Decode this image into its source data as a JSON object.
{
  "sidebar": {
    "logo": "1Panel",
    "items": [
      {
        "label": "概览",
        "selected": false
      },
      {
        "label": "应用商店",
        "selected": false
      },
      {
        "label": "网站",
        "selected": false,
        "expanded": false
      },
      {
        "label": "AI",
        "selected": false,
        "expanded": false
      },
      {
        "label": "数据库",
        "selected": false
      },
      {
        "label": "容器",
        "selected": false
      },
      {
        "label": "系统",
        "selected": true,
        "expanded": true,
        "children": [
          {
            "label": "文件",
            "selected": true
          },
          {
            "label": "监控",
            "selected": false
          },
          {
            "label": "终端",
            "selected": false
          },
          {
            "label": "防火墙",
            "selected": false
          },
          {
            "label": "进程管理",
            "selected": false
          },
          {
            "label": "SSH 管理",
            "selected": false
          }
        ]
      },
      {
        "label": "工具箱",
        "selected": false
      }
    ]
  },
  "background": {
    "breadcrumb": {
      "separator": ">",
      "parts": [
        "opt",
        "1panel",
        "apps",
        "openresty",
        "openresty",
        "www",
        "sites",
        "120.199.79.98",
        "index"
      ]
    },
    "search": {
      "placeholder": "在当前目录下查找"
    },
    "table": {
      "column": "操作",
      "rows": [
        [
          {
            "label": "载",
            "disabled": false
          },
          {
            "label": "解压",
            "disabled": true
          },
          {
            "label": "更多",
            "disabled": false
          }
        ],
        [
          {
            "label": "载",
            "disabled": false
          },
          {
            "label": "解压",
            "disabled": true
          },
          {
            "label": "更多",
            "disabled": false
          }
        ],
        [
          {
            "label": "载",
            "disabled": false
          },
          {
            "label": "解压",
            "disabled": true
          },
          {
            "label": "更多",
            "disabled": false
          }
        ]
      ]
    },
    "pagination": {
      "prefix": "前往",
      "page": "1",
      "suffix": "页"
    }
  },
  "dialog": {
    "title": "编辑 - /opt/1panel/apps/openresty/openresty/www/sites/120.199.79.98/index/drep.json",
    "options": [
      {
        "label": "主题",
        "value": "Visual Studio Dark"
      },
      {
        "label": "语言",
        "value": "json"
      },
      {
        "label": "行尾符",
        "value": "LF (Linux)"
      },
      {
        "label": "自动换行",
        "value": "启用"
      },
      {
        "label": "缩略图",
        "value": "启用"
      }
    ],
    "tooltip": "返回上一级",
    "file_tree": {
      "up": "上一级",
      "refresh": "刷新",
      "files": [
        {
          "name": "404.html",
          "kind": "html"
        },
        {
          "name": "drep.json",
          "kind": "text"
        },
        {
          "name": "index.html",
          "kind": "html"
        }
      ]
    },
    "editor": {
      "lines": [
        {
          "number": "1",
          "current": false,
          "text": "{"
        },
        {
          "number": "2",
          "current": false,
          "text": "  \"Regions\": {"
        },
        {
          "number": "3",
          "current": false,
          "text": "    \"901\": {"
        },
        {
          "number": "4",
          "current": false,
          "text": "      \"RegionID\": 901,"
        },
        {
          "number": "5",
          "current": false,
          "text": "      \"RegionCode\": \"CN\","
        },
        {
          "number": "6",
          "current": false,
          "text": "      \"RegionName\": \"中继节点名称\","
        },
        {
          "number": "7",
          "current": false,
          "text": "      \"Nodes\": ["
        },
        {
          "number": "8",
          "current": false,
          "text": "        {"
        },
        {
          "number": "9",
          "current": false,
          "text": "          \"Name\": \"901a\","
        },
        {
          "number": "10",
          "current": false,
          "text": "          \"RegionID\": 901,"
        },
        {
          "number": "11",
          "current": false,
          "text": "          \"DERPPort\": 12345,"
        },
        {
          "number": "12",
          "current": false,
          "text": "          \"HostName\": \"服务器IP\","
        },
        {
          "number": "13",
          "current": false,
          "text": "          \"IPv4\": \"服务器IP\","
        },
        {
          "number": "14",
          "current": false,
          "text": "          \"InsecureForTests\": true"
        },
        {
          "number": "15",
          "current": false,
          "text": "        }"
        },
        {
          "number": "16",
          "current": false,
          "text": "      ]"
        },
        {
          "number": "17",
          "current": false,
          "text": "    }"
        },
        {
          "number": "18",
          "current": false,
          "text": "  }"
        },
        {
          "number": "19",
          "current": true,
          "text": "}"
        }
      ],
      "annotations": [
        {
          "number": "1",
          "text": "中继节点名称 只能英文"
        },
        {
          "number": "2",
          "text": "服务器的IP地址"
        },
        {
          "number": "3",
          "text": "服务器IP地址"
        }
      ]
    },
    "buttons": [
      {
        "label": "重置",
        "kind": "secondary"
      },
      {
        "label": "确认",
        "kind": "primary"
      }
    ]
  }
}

==

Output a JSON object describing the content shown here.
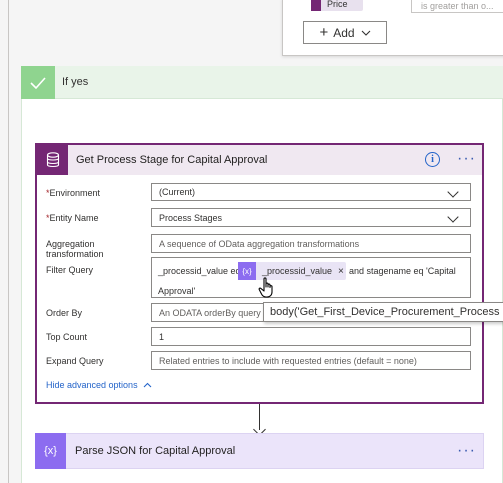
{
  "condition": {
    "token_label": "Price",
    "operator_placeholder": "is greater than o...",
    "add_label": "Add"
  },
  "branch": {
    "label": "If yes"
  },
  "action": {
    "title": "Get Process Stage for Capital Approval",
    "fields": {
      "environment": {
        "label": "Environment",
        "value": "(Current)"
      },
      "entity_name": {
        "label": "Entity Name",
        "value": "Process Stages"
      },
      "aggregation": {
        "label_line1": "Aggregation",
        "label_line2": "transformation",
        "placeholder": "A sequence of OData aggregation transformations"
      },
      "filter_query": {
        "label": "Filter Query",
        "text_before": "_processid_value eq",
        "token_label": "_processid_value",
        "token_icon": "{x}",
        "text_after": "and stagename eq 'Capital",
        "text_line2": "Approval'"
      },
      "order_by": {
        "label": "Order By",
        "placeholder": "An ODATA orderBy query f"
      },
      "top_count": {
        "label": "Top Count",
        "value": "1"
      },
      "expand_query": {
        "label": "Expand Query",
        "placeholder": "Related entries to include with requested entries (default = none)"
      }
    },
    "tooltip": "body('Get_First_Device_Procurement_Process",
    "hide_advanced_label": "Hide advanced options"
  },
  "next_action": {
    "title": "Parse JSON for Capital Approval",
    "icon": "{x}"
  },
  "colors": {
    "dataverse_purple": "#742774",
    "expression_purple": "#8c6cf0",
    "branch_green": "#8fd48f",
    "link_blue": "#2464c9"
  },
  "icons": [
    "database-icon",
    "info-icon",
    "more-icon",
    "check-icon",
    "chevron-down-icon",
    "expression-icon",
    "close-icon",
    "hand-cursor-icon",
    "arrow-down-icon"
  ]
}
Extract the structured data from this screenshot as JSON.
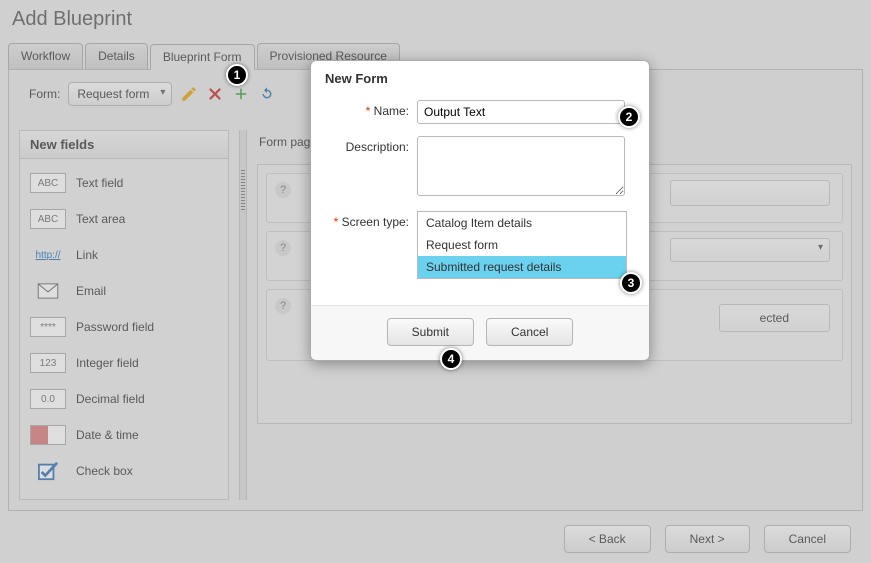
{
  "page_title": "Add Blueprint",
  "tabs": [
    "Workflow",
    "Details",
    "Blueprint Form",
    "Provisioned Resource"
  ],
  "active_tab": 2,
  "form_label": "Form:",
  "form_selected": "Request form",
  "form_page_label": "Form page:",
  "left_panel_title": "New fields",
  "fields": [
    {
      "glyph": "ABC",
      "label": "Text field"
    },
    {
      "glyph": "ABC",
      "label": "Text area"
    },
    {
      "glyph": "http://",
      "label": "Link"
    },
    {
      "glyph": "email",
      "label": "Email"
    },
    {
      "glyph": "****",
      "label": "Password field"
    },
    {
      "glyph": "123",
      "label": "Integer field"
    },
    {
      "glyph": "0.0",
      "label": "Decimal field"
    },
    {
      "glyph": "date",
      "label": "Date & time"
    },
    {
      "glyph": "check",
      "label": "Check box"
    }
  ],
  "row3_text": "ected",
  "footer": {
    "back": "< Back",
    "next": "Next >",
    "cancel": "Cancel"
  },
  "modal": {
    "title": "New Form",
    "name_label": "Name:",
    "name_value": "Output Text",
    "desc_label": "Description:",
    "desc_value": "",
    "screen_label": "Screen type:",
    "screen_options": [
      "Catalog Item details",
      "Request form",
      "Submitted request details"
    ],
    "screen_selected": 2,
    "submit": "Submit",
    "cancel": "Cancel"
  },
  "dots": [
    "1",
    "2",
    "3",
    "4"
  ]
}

__Work to do__.
Every line of the listing that holds "kind" is to be counted; give only the resulting number.

__Response to the exercise__.
5